:: TASK DATA
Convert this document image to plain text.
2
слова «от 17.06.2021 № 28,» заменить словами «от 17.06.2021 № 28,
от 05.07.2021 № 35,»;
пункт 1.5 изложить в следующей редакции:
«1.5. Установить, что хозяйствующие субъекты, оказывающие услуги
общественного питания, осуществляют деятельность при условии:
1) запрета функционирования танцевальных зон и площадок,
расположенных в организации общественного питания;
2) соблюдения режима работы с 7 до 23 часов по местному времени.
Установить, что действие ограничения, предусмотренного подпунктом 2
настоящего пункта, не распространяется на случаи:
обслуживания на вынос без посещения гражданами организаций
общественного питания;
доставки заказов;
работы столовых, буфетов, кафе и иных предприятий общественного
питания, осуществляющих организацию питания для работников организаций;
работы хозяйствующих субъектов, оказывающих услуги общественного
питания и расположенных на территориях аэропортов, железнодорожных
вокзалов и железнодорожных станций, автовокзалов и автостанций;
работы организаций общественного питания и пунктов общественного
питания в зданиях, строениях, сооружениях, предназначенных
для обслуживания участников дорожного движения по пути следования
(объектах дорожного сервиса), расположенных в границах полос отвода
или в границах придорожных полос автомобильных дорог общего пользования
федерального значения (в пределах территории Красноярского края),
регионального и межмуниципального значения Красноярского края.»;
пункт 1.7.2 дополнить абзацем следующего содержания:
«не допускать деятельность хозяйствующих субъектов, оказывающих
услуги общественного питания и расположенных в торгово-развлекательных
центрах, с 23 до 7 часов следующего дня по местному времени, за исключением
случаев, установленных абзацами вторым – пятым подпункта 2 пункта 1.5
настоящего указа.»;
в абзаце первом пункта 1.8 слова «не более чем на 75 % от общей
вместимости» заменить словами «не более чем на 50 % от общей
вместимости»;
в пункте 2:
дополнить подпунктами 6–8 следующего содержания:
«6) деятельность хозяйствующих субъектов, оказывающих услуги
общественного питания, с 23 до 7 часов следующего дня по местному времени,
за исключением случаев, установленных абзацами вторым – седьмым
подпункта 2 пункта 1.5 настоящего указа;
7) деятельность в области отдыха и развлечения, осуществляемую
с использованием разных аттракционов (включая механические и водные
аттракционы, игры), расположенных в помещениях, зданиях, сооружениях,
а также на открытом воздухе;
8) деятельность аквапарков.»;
::::
## GIVEN TASK
Write out the complete set of records exactly as given.

## COMPLETE OUTPUT
Convert this document image to plain text.
2
слова «от 17.06.2021 № 28,» заменить словами «от 17.06.2021 № 28,
от 05.07.2021 № 35,»;
пункт 1.5 изложить в следующей редакции:
«1.5. Установить, что хозяйствующие субъекты, оказывающие услуги
общественного питания, осуществляют деятельность при условии:
1) запрета функционирования танцевальных зон и площадок,
расположенных в организации общественного питания;
2) соблюдения режима работы с 7 до 23 часов по местному времени.
Установить, что действие ограничения, предусмотренного подпунктом 2
настоящего пункта, не распространяется на случаи:
обслуживания на вынос без посещения гражданами организаций
общественного питания;
доставки заказов;
работы столовых, буфетов, кафе и иных предприятий общественного
питания, осуществляющих организацию питания для работников организаций;
работы хозяйствующих субъектов, оказывающих услуги общественного
питания и расположенных на территориях аэропортов, железнодорожных
вокзалов и железнодорожных станций, автовокзалов и автостанций;
работы организаций общественного питания и пунктов общественного
питания в зданиях, строениях, сооружениях, предназначенных
для обслуживания участников дорожного движения по пути следования
(объектах дорожного сервиса), расположенных в границах полос отвода
или в границах придорожных полос автомобильных дорог общего пользования
федерального значения (в пределах территории Красноярского края),
регионального и межмуниципального значения Красноярского края.»;
пункт 1.7.2 дополнить абзацем следующего содержания:
«не допускать деятельность хозяйствующих субъектов, оказывающих
услуги общественного питания и расположенных в торгово-развлекательных
центрах, с 23 до 7 часов следующего дня по местному времени, за исключением
случаев, установленных абзацами вторым – пятым подпункта 2 пункта 1.5
настоящего указа.»;
в абзаце первом пункта 1.8 слова «не более чем на 75 % от общей
вместимости» заменить словами «не более чем на 50 % от общей
вместимости»;
в пункте 2:
дополнить подпунктами 6–8 следующего содержания:
«6) деятельность хозяйствующих субъектов, оказывающих услуги
общественного питания, с 23 до 7 часов следующего дня по местному времени,
за исключением случаев, установленных абзацами вторым – седьмым
подпункта 2 пункта 1.5 настоящего указа;
7) деятельность в области отдыха и развлечения, осуществляемую
с использованием разных аттракционов (включая механические и водные
аттракционы, игры), расположенных в помещениях, зданиях, сооружениях,
а также на открытом воздухе;
8) деятельность аквапарков.»;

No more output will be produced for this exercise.